Return the lines where the word "Integrated" occurs.

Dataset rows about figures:
*****

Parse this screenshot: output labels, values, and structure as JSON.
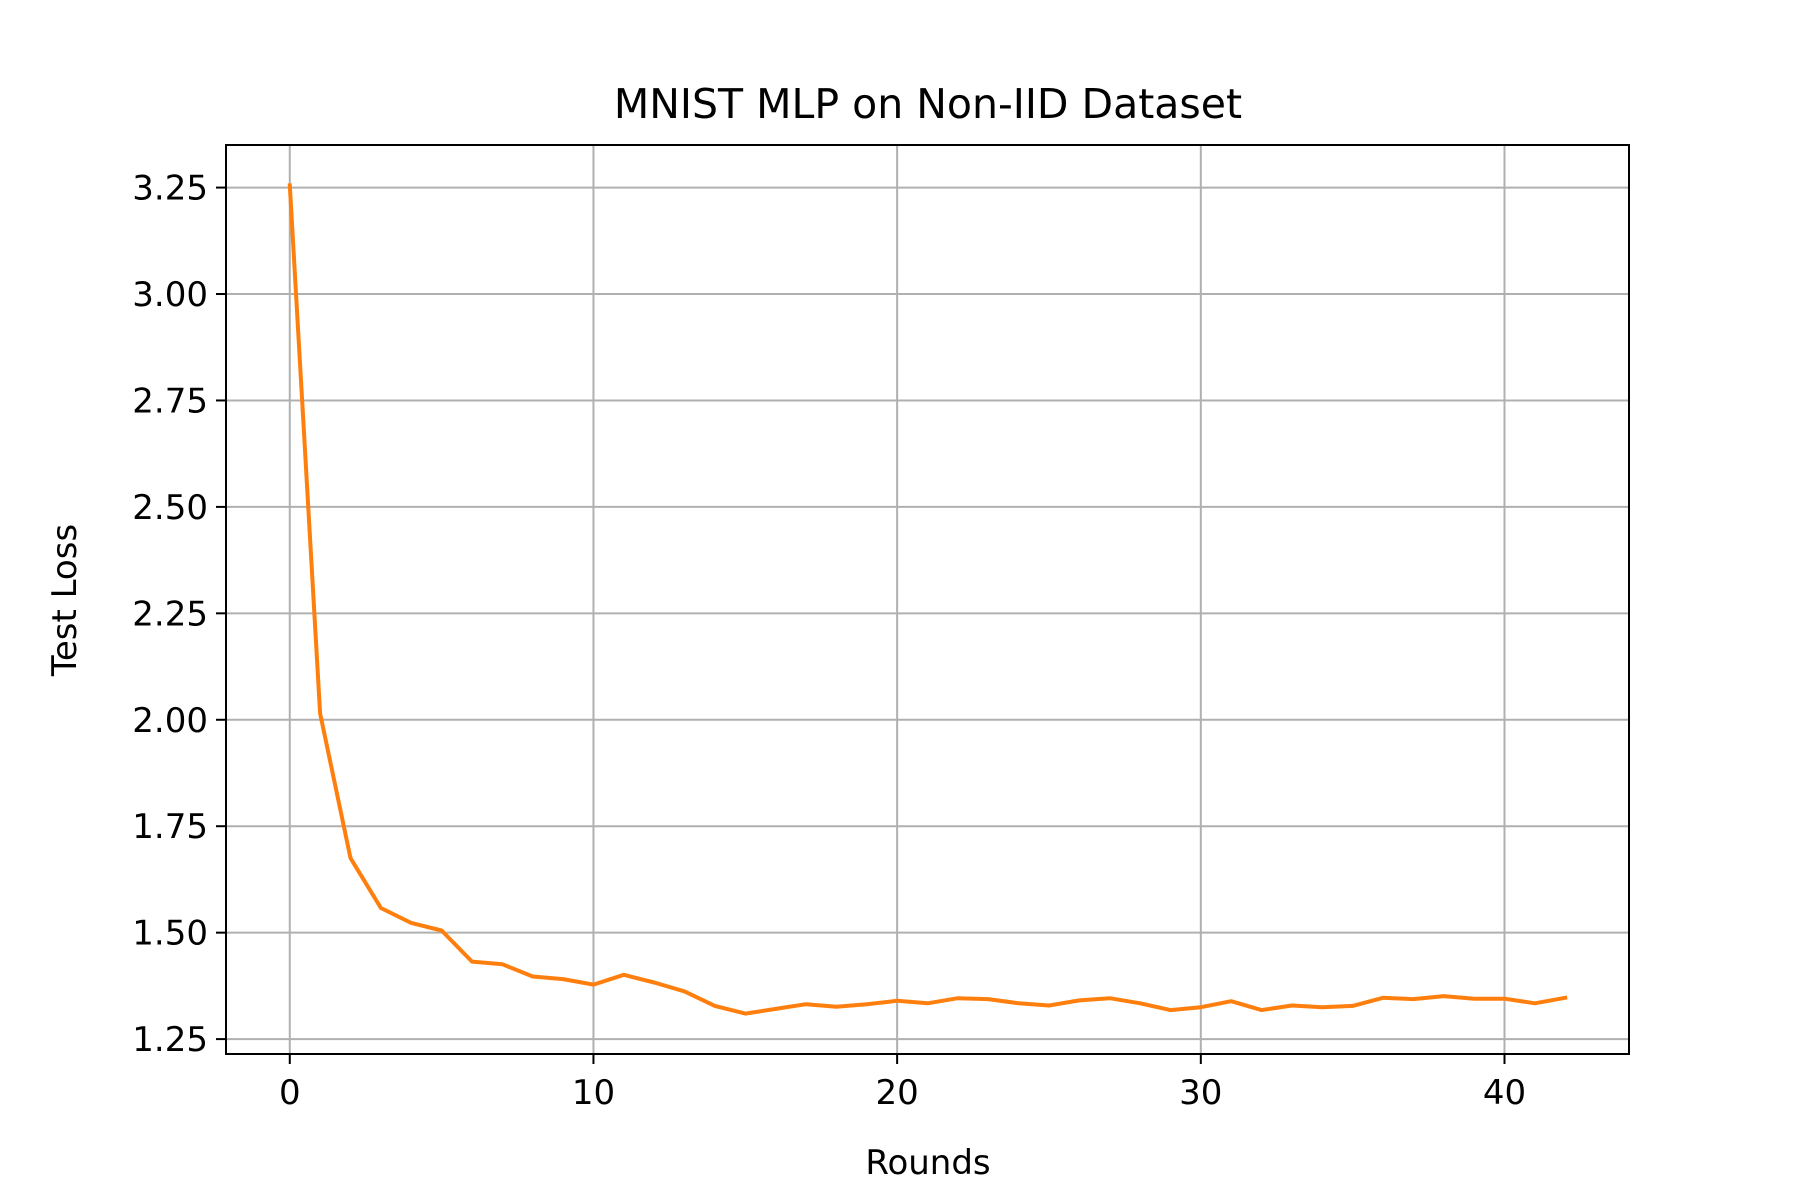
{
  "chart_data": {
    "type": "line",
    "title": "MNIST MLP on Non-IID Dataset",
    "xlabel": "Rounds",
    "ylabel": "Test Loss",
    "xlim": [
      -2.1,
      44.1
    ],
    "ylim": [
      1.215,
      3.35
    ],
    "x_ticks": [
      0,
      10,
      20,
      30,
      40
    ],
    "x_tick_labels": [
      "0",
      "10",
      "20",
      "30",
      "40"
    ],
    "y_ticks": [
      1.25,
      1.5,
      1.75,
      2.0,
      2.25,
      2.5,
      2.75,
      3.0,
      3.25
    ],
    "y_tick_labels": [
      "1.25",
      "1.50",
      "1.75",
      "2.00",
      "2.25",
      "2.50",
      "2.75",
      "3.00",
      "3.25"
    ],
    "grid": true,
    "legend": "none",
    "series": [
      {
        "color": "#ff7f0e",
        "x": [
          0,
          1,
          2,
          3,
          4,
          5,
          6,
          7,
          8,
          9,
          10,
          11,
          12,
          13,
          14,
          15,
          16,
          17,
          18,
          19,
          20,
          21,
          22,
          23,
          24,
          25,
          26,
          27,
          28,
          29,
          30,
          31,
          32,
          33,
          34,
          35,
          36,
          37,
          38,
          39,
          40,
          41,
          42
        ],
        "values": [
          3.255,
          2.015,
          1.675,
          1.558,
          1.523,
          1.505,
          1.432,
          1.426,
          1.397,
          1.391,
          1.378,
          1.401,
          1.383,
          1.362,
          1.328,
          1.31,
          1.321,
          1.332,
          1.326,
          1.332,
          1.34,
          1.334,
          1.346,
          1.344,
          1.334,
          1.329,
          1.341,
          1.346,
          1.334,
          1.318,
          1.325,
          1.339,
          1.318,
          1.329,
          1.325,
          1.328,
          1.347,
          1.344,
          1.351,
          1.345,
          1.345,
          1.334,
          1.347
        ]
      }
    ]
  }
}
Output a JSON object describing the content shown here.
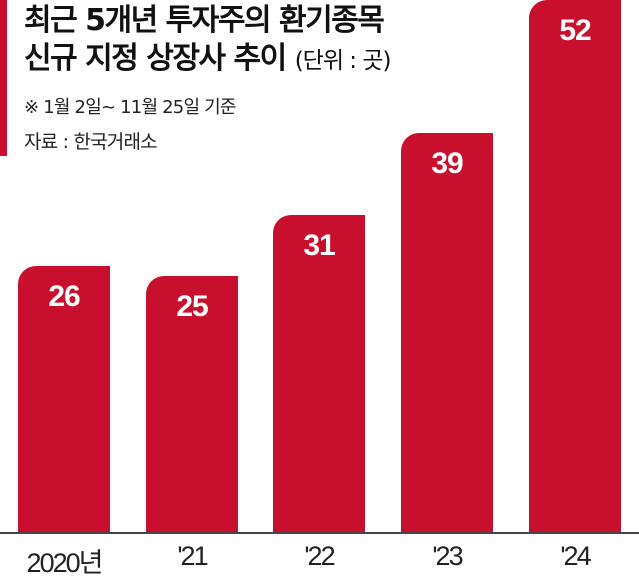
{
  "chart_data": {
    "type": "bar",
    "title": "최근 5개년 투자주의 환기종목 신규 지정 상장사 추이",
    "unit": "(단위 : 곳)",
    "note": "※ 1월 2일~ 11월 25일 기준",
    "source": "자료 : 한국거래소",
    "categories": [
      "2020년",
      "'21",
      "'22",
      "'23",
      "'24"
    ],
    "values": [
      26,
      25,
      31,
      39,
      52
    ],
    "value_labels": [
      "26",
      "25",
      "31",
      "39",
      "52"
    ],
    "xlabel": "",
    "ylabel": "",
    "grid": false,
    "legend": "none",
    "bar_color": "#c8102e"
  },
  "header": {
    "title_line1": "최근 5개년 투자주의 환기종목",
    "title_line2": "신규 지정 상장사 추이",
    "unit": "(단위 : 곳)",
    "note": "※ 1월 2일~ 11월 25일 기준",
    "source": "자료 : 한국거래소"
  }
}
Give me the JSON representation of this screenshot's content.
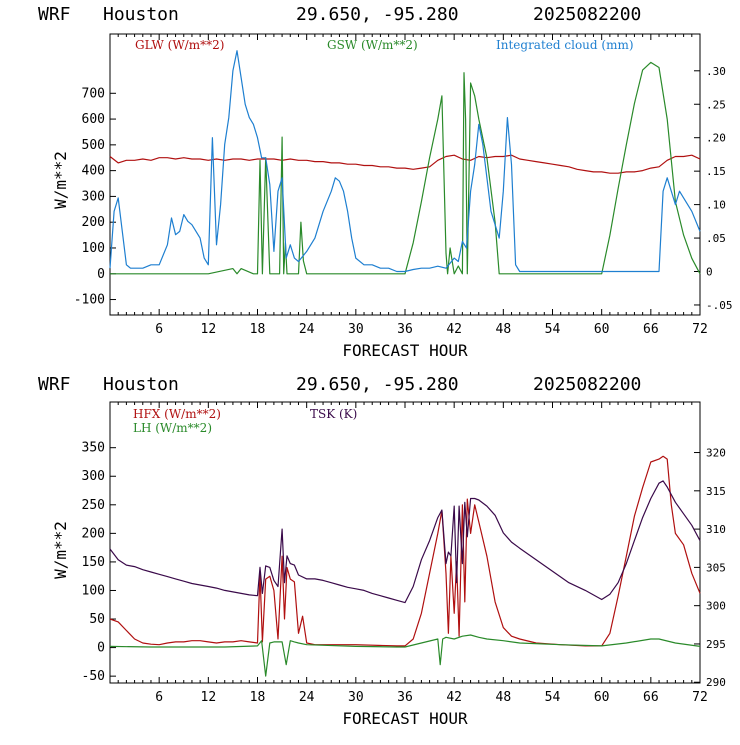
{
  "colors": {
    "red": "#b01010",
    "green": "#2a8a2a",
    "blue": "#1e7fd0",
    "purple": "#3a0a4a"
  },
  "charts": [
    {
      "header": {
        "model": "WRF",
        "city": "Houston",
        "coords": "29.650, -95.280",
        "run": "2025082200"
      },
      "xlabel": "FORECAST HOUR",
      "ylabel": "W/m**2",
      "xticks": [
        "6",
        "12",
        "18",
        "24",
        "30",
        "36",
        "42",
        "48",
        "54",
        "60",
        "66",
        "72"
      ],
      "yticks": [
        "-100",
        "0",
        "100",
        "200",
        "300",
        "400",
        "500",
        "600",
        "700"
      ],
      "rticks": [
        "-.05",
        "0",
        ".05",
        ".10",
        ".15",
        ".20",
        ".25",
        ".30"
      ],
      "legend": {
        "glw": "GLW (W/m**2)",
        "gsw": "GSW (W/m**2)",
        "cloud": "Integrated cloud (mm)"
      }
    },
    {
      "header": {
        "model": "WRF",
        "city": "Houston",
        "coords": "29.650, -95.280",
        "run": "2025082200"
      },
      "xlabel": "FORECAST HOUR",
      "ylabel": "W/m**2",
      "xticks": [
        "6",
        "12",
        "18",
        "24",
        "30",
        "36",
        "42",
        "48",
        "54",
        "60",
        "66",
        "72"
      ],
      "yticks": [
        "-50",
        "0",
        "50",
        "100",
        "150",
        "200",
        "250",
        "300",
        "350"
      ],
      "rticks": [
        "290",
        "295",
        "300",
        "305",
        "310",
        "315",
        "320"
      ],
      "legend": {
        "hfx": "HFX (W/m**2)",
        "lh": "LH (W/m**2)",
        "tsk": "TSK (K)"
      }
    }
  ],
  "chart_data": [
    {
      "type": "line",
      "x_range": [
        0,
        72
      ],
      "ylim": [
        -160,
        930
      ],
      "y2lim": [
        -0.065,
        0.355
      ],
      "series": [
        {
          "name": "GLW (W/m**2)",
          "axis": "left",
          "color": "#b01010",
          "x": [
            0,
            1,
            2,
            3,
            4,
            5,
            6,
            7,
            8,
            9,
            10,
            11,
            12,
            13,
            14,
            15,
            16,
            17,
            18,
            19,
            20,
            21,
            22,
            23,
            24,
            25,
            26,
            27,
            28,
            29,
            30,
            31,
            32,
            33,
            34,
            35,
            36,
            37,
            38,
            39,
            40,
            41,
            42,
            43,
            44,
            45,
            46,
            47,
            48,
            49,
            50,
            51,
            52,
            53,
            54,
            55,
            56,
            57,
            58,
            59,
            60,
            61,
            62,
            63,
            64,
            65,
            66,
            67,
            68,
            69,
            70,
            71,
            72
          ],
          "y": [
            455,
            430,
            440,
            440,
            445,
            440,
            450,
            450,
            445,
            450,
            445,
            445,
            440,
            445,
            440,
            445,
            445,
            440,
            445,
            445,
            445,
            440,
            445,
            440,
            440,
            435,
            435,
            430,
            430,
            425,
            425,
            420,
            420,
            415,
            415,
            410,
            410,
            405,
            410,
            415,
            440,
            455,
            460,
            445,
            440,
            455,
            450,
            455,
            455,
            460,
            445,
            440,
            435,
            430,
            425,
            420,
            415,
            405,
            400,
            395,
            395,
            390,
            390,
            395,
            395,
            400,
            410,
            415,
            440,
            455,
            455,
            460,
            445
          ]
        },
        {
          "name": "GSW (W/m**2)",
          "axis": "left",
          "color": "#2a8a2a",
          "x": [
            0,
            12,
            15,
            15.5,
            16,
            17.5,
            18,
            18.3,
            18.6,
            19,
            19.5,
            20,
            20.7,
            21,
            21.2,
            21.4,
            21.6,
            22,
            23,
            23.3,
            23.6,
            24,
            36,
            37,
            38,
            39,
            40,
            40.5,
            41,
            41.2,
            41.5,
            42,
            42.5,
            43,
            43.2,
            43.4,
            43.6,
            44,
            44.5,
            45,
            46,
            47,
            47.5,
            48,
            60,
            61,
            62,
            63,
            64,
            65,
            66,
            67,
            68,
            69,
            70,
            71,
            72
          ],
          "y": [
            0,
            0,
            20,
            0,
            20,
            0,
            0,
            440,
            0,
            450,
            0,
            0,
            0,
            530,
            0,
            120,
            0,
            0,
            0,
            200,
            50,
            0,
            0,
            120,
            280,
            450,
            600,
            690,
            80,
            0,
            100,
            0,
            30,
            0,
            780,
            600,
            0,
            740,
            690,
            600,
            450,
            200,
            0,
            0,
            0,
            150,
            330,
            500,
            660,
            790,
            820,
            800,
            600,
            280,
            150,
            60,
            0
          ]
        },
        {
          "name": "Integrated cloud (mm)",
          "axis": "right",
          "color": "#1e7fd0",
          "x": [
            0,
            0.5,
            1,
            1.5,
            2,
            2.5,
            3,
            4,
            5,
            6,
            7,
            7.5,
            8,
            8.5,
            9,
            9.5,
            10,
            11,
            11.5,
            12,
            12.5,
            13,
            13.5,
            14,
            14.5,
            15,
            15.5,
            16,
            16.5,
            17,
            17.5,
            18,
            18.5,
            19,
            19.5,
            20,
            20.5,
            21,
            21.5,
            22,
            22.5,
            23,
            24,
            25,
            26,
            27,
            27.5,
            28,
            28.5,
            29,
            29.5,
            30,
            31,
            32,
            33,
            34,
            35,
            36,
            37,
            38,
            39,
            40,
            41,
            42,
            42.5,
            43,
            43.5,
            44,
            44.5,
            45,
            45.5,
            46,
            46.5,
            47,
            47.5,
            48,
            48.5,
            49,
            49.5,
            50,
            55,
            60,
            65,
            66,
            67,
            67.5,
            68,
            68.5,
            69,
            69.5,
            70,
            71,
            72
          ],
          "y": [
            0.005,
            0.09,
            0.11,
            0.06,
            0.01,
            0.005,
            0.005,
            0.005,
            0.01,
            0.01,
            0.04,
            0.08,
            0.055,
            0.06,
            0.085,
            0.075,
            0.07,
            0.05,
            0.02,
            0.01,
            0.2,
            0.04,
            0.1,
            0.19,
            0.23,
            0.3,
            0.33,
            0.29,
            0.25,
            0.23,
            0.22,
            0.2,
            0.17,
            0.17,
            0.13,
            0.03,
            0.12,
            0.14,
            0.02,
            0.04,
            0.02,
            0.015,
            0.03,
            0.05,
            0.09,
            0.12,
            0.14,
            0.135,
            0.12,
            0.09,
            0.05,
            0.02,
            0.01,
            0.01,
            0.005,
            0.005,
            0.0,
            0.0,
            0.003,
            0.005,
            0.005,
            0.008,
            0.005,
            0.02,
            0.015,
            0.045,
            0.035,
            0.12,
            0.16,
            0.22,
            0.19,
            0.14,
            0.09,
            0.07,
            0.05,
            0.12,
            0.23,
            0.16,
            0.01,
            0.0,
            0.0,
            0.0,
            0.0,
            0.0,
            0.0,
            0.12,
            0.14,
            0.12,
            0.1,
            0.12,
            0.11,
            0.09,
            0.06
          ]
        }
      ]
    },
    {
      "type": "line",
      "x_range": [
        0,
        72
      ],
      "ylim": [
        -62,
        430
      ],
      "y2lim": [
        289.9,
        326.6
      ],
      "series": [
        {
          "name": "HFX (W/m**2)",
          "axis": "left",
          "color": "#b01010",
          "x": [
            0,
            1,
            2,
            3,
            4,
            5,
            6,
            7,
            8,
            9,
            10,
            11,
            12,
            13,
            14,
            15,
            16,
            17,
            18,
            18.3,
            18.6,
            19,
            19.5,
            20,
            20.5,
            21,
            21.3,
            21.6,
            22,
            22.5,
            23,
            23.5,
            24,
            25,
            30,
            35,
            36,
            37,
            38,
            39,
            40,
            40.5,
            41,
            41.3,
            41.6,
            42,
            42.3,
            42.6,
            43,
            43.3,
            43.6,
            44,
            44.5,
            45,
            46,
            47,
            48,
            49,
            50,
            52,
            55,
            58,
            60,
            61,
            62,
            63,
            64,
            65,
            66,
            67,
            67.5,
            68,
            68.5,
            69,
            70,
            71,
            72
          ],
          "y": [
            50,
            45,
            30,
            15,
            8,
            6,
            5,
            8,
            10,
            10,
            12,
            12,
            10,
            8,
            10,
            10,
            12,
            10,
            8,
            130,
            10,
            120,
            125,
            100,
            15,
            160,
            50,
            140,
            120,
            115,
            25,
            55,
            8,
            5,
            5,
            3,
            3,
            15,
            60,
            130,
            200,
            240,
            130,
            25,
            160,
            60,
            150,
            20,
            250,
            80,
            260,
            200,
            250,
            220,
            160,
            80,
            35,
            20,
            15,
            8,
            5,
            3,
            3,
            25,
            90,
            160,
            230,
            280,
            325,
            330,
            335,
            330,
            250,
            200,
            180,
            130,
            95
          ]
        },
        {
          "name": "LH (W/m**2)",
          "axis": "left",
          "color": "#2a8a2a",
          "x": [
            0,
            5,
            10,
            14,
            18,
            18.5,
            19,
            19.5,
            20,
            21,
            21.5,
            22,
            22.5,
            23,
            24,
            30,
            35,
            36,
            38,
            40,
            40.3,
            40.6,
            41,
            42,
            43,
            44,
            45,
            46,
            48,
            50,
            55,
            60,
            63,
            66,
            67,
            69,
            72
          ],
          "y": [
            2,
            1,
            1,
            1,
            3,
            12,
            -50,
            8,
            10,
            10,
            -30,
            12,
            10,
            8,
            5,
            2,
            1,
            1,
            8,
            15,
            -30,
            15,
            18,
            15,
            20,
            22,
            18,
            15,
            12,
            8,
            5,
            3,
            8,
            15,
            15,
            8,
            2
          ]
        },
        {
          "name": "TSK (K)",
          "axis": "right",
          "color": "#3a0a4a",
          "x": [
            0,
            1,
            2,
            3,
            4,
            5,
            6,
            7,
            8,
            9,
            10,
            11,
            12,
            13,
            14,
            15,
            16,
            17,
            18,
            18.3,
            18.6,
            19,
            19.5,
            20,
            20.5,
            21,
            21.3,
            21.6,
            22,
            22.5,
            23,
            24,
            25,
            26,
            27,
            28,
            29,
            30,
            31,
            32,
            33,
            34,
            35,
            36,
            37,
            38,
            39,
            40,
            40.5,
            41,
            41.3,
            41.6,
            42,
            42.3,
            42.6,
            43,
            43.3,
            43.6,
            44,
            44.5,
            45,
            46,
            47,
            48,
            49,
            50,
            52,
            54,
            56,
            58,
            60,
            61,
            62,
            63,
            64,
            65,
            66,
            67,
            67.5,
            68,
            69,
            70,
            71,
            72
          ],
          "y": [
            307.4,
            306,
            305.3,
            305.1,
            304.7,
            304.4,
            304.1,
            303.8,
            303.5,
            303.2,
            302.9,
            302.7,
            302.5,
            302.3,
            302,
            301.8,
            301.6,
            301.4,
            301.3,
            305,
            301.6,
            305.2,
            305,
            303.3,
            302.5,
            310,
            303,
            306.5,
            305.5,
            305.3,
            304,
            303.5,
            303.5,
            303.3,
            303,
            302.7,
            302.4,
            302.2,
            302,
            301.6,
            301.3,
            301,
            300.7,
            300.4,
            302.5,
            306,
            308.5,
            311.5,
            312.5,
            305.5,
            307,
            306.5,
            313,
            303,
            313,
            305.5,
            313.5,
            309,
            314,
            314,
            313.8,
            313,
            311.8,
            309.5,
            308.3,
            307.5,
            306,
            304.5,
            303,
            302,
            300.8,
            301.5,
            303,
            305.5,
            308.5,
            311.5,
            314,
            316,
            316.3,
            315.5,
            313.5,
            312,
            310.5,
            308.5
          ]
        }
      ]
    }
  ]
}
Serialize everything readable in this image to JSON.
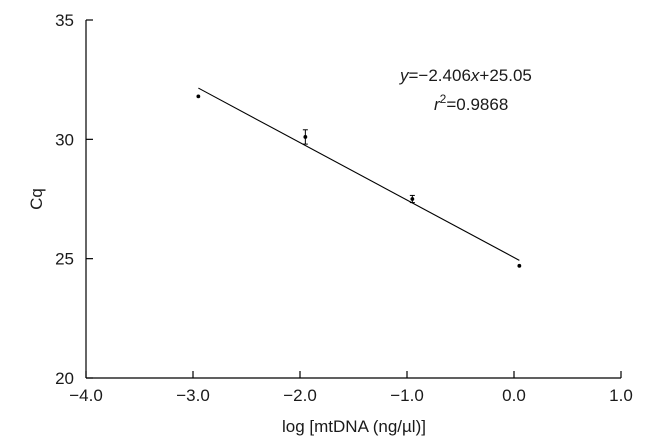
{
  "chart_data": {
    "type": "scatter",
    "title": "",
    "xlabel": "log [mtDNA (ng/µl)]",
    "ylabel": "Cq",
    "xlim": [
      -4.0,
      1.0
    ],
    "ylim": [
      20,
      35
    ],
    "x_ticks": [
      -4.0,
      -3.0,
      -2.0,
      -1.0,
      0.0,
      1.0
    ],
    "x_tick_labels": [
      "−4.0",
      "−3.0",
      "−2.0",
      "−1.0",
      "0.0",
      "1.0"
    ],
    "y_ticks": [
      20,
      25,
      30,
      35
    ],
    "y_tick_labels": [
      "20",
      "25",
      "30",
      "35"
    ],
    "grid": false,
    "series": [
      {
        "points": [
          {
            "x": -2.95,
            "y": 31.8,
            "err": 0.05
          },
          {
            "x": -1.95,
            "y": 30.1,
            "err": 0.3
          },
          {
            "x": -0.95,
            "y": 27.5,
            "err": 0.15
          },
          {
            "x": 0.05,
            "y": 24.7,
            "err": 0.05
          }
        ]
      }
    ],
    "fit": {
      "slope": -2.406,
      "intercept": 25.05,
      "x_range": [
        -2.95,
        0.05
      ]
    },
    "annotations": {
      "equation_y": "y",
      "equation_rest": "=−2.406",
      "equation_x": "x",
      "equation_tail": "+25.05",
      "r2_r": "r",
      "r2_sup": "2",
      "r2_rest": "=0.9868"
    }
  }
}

*****

RESULT BELOW:
        "cloud": "Integrated cloud (mm)"
          "name": "Integrated cloud (mm)",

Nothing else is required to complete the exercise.